-- Begin --
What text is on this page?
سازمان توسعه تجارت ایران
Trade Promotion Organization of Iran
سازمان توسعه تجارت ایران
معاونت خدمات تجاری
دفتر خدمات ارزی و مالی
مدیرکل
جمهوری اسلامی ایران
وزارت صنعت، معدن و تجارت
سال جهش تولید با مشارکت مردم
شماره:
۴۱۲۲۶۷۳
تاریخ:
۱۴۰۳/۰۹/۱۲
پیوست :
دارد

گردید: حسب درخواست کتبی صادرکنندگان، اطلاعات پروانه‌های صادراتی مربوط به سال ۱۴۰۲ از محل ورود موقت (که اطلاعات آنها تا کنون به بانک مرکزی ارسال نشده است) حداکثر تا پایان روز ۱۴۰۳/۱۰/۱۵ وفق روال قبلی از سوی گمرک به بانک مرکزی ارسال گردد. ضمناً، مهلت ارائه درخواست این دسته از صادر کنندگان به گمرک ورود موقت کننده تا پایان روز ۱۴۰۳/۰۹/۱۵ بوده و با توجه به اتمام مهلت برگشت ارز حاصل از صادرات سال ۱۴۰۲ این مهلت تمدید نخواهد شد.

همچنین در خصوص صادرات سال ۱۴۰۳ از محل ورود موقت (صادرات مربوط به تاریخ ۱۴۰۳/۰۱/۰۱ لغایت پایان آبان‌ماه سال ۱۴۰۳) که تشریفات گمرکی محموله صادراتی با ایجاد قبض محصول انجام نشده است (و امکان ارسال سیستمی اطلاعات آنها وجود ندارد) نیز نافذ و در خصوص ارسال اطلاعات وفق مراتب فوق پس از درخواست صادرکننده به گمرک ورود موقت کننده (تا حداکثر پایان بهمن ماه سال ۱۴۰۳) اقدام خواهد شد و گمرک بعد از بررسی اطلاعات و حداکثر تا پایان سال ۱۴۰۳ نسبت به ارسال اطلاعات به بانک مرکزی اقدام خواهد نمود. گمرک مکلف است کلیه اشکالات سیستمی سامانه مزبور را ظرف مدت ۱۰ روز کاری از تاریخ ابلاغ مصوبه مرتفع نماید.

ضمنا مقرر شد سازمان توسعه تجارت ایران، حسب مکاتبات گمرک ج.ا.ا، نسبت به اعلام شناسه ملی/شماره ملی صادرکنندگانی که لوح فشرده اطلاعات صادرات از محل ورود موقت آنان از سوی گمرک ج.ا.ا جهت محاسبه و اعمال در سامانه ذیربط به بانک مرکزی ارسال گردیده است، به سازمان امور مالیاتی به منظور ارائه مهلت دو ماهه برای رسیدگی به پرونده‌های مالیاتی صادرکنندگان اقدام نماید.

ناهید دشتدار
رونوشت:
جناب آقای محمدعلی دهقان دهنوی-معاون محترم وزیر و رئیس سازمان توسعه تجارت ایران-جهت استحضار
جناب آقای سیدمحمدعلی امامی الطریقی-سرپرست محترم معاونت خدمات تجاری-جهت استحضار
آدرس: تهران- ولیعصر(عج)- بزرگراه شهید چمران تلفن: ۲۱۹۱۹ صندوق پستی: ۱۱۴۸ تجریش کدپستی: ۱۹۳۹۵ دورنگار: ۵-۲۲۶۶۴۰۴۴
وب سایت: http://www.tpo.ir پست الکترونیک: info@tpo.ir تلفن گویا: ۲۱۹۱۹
-- End --
▸ **Given task**: Gather from the records above every line containing the string "آنها".

▸ **Solution**:
گردید: حسب درخواست کتبی صادرکنندگان، اطلاعات پروانه‌های صادراتی مربوط به سال ۱۴۰۲ از محل ورود موقت (که اطلاعات آنها تا کنون به بانک مرکزی ارسال نشده است) حداکثر تا پایان روز ۱۴۰۳/۱۰/۱۵ وفق روال قبلی از سوی گمرک به بانک مرکزی ارسال گردد. ضمناً، مهلت ارائه درخواست این دسته از صادر کنندگان به گمرک ورود موقت کننده تا پایان روز ۱۴۰۳/۰۹/۱۵ بوده و با توجه به اتمام مهلت برگشت ارز حاصل از صادرات سال ۱۴۰۲ این مهلت تمدید نخواهد شد.
همچنین در خصوص صادرات سال ۱۴۰۳ از محل ورود موقت (صادرات مربوط به تاریخ ۱۴۰۳/۰۱/۰۱ لغایت پایان آبان‌ماه سال ۱۴۰۳) که تشریفات گمرکی محموله صادراتی با ایجاد قبض محصول انجام نشده است (و امکان ارسال سیستمی اطلاعات آنها وجود ندارد) نیز نافذ و در خصوص ارسال اطلاعات وفق مراتب فوق پس از درخواست صادرکننده به گمرک ورود موقت کننده (تا حداکثر پایان بهمن ماه سال ۱۴۰۳) اقدام خواهد شد و گمرک بعد از بررسی اطلاعات و حداکثر تا پایان سال ۱۴۰۳ نسبت به ارسال اطلاعات به بانک مرکزی اقدام خواهد نمود. گمرک مکلف است کلیه اشکالات سیستمی سامانه مزبور را ظرف مدت ۱۰ روز کاری از تاریخ ابلاغ مصوبه مرتفع نماید.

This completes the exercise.